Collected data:
************

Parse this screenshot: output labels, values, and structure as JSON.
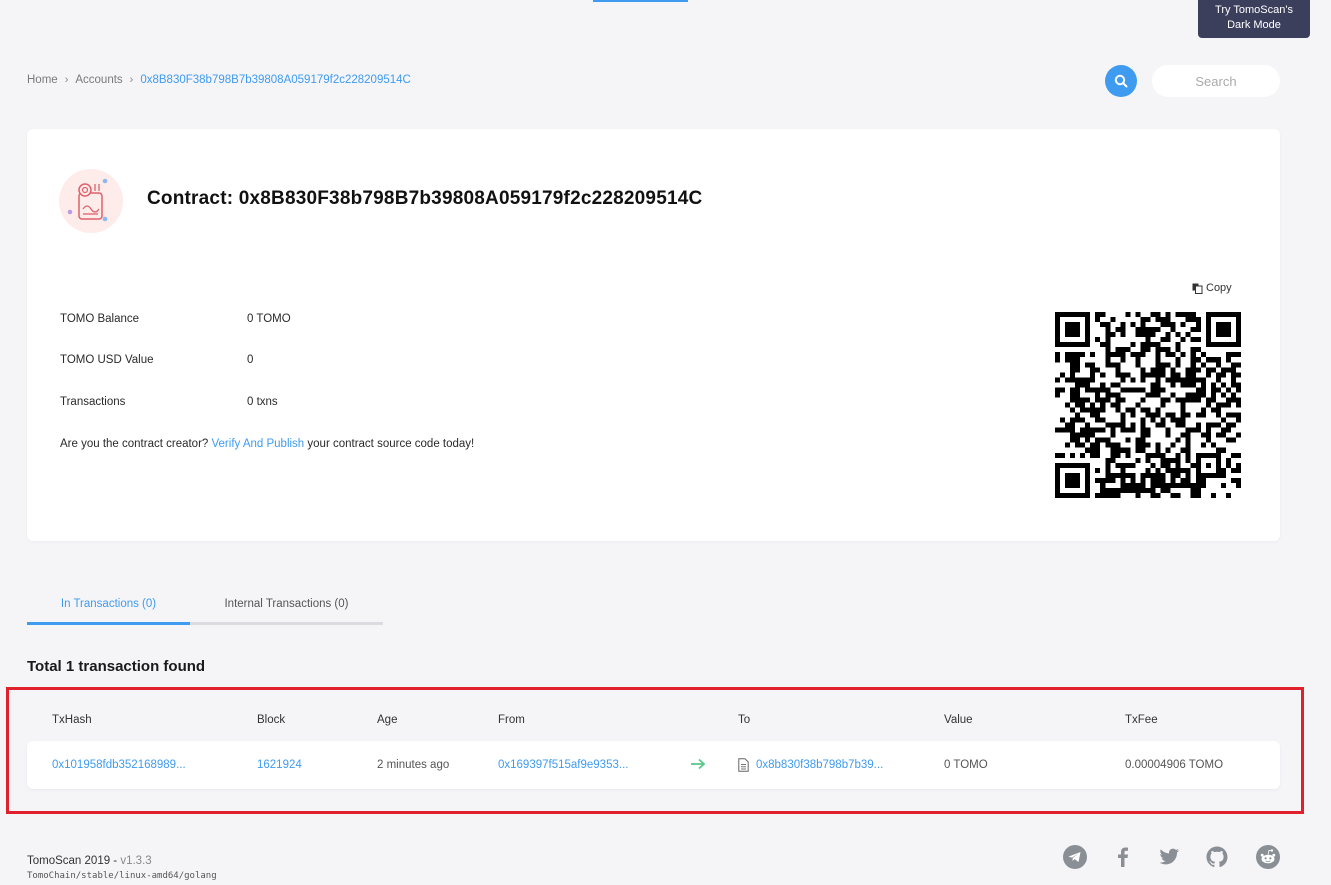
{
  "top": {
    "dark_mode_label": "Try TomoScan's Dark Mode"
  },
  "breadcrumb": {
    "home": "Home",
    "sep": "›",
    "accounts": "Accounts",
    "current": "0x8B830F38b798B7b39808A059179f2c228209514C"
  },
  "search": {
    "placeholder": "Search"
  },
  "contract": {
    "title": "Contract: 0x8B830F38b798B7b39808A059179f2c228209514C",
    "rows": [
      {
        "label": "TOMO Balance",
        "value": "0 TOMO"
      },
      {
        "label": "TOMO USD Value",
        "value": "0"
      },
      {
        "label": "Transactions",
        "value": "0 txns"
      }
    ],
    "verify_prefix": "Are you the contract creator? ",
    "verify_link": "Verify And Publish",
    "verify_suffix": " your contract source code today!",
    "copy_label": "Copy"
  },
  "tabs": [
    {
      "label": "In Transactions (0)"
    },
    {
      "label": "Internal Transactions (0)"
    }
  ],
  "total_label": "Total 1 transaction found",
  "table": {
    "headers": [
      "TxHash",
      "Block",
      "Age",
      "From",
      "To",
      "Value",
      "TxFee"
    ],
    "rows": [
      {
        "txhash": "0x101958fdb352168989...",
        "block": "1621924",
        "age": "2 minutes ago",
        "from": "0x169397f515af9e9353...",
        "to": "0x8b830f38b798b7b39...",
        "value": "0 TOMO",
        "txfee": "0.00004906 TOMO"
      }
    ]
  },
  "footer": {
    "title": "TomoScan 2019 - ",
    "version": "v1.3.3",
    "subtitle": "TomoChain/stable/linux-amd64/golang",
    "social_icons": [
      "telegram-icon",
      "facebook-icon",
      "twitter-icon",
      "github-icon",
      "reddit-icon"
    ]
  },
  "colors": {
    "accent": "#3f9bf0",
    "highlight_border": "#e0202c",
    "dark_button": "#3b3f5c",
    "arrow_green": "#5cc98a"
  }
}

************

_Given task_
Pictures stay out of the copy; please restate every record above exactly.

_Completed exercise_
Parse this screenshot: output labels, values, and structure as JSON.
{
  "top": {
    "dark_mode_label": "Try TomoScan's Dark Mode"
  },
  "breadcrumb": {
    "home": "Home",
    "sep": "›",
    "accounts": "Accounts",
    "current": "0x8B830F38b798B7b39808A059179f2c228209514C"
  },
  "search": {
    "placeholder": "Search"
  },
  "contract": {
    "title": "Contract: 0x8B830F38b798B7b39808A059179f2c228209514C",
    "rows": [
      {
        "label": "TOMO Balance",
        "value": "0 TOMO"
      },
      {
        "label": "TOMO USD Value",
        "value": "0"
      },
      {
        "label": "Transactions",
        "value": "0 txns"
      }
    ],
    "verify_prefix": "Are you the contract creator? ",
    "verify_link": "Verify And Publish",
    "verify_suffix": " your contract source code today!",
    "copy_label": "Copy"
  },
  "tabs": [
    {
      "label": "In Transactions (0)"
    },
    {
      "label": "Internal Transactions (0)"
    }
  ],
  "total_label": "Total 1 transaction found",
  "table": {
    "headers": [
      "TxHash",
      "Block",
      "Age",
      "From",
      "To",
      "Value",
      "TxFee"
    ],
    "rows": [
      {
        "txhash": "0x101958fdb352168989...",
        "block": "1621924",
        "age": "2 minutes ago",
        "from": "0x169397f515af9e9353...",
        "to": "0x8b830f38b798b7b39...",
        "value": "0 TOMO",
        "txfee": "0.00004906 TOMO"
      }
    ]
  },
  "footer": {
    "title": "TomoScan 2019 - ",
    "version": "v1.3.3",
    "subtitle": "TomoChain/stable/linux-amd64/golang",
    "social_icons": [
      "telegram-icon",
      "facebook-icon",
      "twitter-icon",
      "github-icon",
      "reddit-icon"
    ]
  },
  "colors": {
    "accent": "#3f9bf0",
    "highlight_border": "#e0202c",
    "dark_button": "#3b3f5c",
    "arrow_green": "#5cc98a"
  }
}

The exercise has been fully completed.